begin SOURCE EXCERPT

Latam Talking Points

Argentina

The central bank increased its policy rate (7-day repo) by 300-bps in an inter-meeting decision, to 30.25%.During the two scheduled meetings held in April (the latest one last Tuesday), the central bank kept the policy rate unchanged at 27.25% with a vigilant tone, warning that it could increase rates if price tracking for May doesn’t indicate a reduction of inflation. To help push both inflation and inflation expectations down amid the key wage negotiation season, the central bank is intervening aggressively in the exchange rate market, selling from March until yesterday USD 5.5 billion (and USD 3.0 billion in the first four days of this week). Given the low level of reserves (we estimate that net reserves – that is, gross reserves minus reserve requirement in dollars and swap from China – currently stand at USD 3.3 billion) and the wide current account deficit (4.8% of GDP last year), the strategy is not sustainable, at least if not accompanied with a monetary policy response. In the brief press release announcing the decision, the central bank said “it is ready to act again if necessary.” Thus, the behavior of exchange rate in the near future will be a key determinant of monetary policy. Considering the rate increase already implemented, we think CPI data will play a less important role over the next few decisions.

The center-piece of President Macri’s economic strategy is to reduce the fiscal deficit only gradually, taking into consideration governability and the willingness to increase competitiveness of the economy (by reducing the tax burden). However, this strategy can only work if financing for the transitorily wide deficits are available. Recent price action strongly suggests financial conditions for Argentina are becoming tighter. Amid scarcer financing, equilibrium with weaker exchange rate, temporarily higher inflation and higher interest rates is likely. A faster fiscal adjustment would contribute to make the necessary adjustments to the new environment more orderly. Growth will likely be lower in this adjustment period.
** Full Story here.

end SOURCE EXCERPT

* **STATED PROBLEM 1**: List every percentage figure given in the text about Argentina.
The text and the records have nothing to do with each other.

begin RECORDS FOR THIS EXERCISE

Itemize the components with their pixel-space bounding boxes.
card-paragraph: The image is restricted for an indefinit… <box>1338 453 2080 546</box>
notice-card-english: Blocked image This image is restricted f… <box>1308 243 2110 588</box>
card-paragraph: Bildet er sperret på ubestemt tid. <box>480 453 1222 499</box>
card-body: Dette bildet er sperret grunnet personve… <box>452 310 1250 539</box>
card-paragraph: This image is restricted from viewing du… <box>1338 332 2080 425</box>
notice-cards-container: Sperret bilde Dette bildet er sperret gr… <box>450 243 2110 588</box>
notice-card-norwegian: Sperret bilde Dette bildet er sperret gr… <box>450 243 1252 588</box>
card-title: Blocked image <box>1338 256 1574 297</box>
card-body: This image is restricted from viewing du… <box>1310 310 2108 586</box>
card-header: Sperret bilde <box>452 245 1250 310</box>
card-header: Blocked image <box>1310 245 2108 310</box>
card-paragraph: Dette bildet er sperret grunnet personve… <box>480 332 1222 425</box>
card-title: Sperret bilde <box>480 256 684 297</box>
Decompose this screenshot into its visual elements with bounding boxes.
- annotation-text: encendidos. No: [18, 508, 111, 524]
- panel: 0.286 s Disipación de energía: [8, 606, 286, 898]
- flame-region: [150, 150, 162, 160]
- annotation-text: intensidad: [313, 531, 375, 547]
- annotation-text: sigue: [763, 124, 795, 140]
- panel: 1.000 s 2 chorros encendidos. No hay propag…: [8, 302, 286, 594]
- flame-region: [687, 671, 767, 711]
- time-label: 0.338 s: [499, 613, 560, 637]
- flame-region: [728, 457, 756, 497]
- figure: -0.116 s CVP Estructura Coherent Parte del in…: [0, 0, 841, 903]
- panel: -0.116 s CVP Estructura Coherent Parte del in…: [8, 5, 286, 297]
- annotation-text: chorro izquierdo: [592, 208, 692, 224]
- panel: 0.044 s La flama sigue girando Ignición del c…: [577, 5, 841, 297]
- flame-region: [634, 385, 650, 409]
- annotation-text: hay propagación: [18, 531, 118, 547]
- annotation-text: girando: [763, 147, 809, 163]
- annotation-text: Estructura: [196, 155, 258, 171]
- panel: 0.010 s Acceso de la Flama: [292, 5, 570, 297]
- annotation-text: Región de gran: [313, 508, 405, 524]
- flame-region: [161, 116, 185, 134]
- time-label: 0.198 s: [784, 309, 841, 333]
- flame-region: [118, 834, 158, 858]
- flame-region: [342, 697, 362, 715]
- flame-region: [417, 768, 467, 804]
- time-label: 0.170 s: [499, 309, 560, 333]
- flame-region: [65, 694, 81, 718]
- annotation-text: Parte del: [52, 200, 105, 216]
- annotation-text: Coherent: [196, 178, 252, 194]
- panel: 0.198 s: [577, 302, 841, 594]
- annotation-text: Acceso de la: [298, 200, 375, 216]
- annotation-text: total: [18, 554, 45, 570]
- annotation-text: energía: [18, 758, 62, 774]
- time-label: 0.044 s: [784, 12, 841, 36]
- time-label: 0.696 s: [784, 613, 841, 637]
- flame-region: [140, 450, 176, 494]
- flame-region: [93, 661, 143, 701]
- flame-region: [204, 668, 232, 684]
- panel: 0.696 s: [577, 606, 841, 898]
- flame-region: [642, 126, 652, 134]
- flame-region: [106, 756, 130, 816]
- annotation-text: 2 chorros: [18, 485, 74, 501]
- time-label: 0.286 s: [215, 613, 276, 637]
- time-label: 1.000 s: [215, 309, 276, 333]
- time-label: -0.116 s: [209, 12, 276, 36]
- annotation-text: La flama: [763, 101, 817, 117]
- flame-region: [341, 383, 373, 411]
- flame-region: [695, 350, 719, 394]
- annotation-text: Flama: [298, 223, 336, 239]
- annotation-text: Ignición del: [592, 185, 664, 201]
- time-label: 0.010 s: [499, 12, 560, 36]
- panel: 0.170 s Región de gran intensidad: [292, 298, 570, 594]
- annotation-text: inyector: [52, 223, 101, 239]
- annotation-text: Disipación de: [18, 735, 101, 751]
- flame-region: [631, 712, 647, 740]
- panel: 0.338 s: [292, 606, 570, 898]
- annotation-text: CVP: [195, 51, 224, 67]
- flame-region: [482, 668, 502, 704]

end RECORDS FOR THIS EXERCISE

* **STATED PROBLEM 2**: In the records, from their first line through the line holding "- panel: 0.010", inclusive, swap "flame-region" for "flame-zone" and give those lines again.

* **EXPECTED ANSWER 1**: 30.25%, 27.25%, 4.8%

* **EXPECTED ANSWER 2**:
Itemize the components with their pixel-space bounding boxes.
card-paragraph: The image is restricted for an indefinit… <box>1338 453 2080 546</box>
notice-card-english: Blocked image This image is restricted f… <box>1308 243 2110 588</box>
card-paragraph: Bildet er sperret på ubestemt tid. <box>480 453 1222 499</box>
card-body: Dette bildet er sperret grunnet personve… <box>452 310 1250 539</box>
card-paragraph: This image is restricted from viewing du… <box>1338 332 2080 425</box>
notice-cards-container: Sperret bilde Dette bildet er sperret gr… <box>450 243 2110 588</box>
notice-card-norwegian: Sperret bilde Dette bildet er sperret gr… <box>450 243 1252 588</box>
card-title: Blocked image <box>1338 256 1574 297</box>
card-body: This image is restricted from viewing du… <box>1310 310 2108 586</box>
card-header: Sperret bilde <box>452 245 1250 310</box>
card-header: Blocked image <box>1310 245 2108 310</box>
card-paragraph: Dette bildet er sperret grunnet personve… <box>480 332 1222 425</box>
card-title: Sperret bilde <box>480 256 684 297</box>
Decompose this screenshot into its visual elements with bounding boxes.
- annotation-text: encendidos. No: [18, 508, 111, 524]
- panel: 0.286 s Disipación de energía: [8, 606, 286, 898]
- flame-zone: [150, 150, 162, 160]
- annotation-text: intensidad: [313, 531, 375, 547]
- annotation-text: sigue: [763, 124, 795, 140]
- panel: 1.000 s 2 chorros encendidos. No hay propag…: [8, 302, 286, 594]
- flame-zone: [687, 671, 767, 711]
- time-label: 0.338 s: [499, 613, 560, 637]
- flame-zone: [728, 457, 756, 497]
- figure: -0.116 s CVP Estructura Coherent Parte del in…: [0, 0, 841, 903]
- panel: -0.116 s CVP Estructura Coherent Parte del in…: [8, 5, 286, 297]
- annotation-text: chorro izquierdo: [592, 208, 692, 224]
- panel: 0.044 s La flama sigue girando Ignición del c…: [577, 5, 841, 297]
- flame-zone: [634, 385, 650, 409]
- annotation-text: hay propagación: [18, 531, 118, 547]
- annotation-text: girando: [763, 147, 809, 163]
- annotation-text: Estructura: [196, 155, 258, 171]
- panel: 0.010 s Acceso de la Flama: [292, 5, 570, 297]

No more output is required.